## BEGIN
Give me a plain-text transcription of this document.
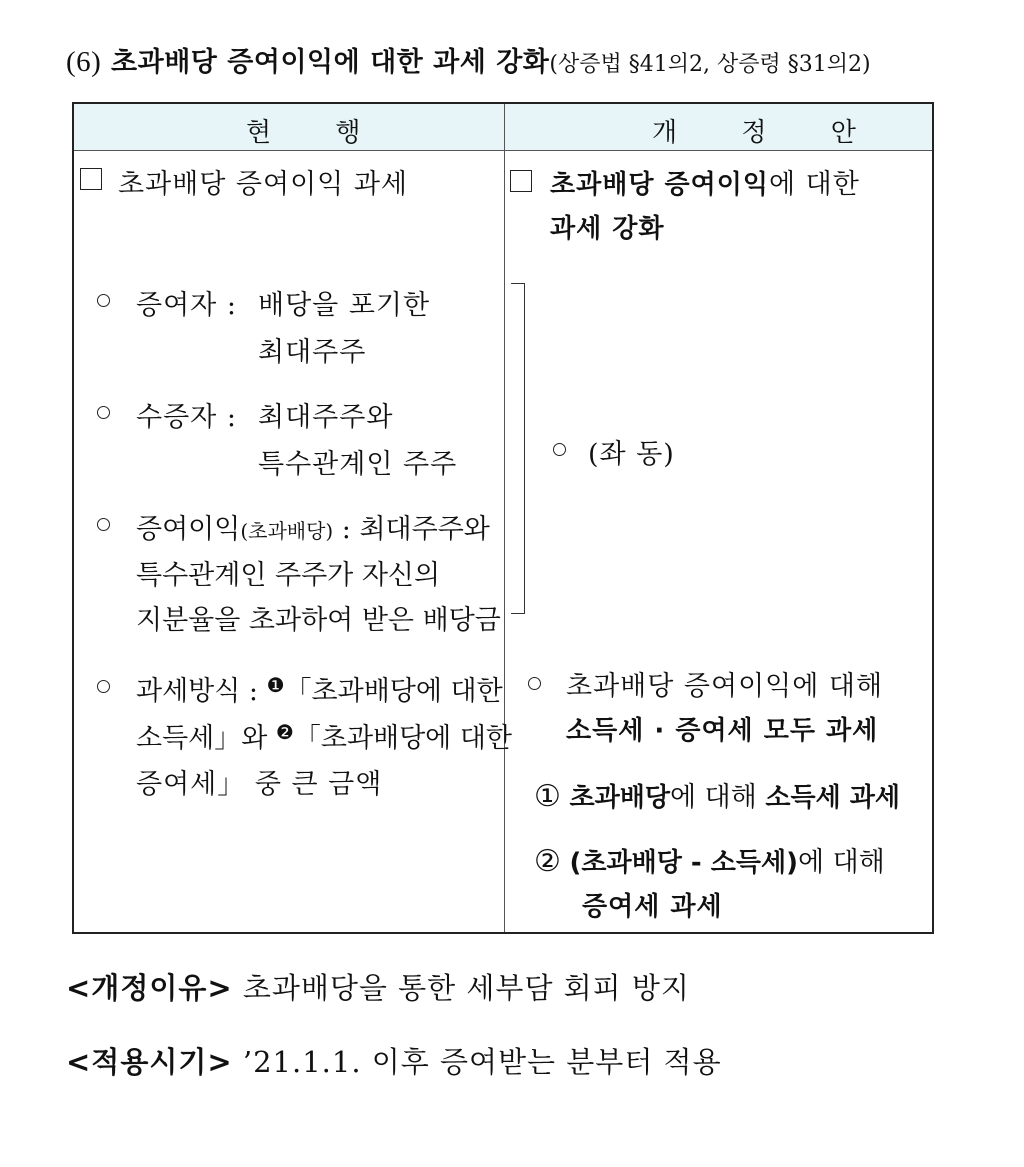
(6) 초과배당 증여이익에 대한 과세 강화(상증법 §41의2, 상증령 §31의2)
현 행	개 정 안
초과배당 증여이익 과세
증여자 : 배당을 포기한
최대주주
수증자 : 최대주주와
특수관계인 주주
증여이익(초과배당) : 최대주주와
특수관계인 주주가 자신의
지분율을 초과하여 받은 배당금
과세방식 : $^❶$「초과배당에 대한
소득세」와 $^❷$「초과배당에 대한
증여세」 중 큰 금액
초과배당 증여이익에 대한
과세 강화
(좌 동)
초과배당 증여이익에 대해
소득세 · 증여세 모두 과세
① 초과배당에 대해 소득세 과세
② (초과배당 - 소득세)에 대해
증여세 과세
<개정이유> 초과배당을 통한 세부담 회피 방지
<적용시기> ’21.1.1. 이후 증여받는 분부터 적용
## END
◆ Written exercise ◆
Return all of the data exactly as written, and drop the pictures.

◆ Reply ◆
Give me a plain-text transcription of this document.
(6) 초과배당 증여이익에 대한 과세 강화(상증법 §41의2, 상증령 §31의2)
현 행	개 정 안
초과배당 증여이익 과세
증여자 : 배당을 포기한
최대주주
수증자 : 최대주주와
특수관계인 주주
증여이익(초과배당) : 최대주주와
특수관계인 주주가 자신의
지분율을 초과하여 받은 배당금
과세방식 : $^❶$「초과배당에 대한
소득세」와 $^❷$「초과배당에 대한
증여세」 중 큰 금액
초과배당 증여이익에 대한
과세 강화
(좌 동)
초과배당 증여이익에 대해
소득세 · 증여세 모두 과세
① 초과배당에 대해 소득세 과세
② (초과배당 - 소득세)에 대해
증여세 과세
<개정이유> 초과배당을 통한 세부담 회피 방지
<적용시기> ’21.1.1. 이후 증여받는 분부터 적용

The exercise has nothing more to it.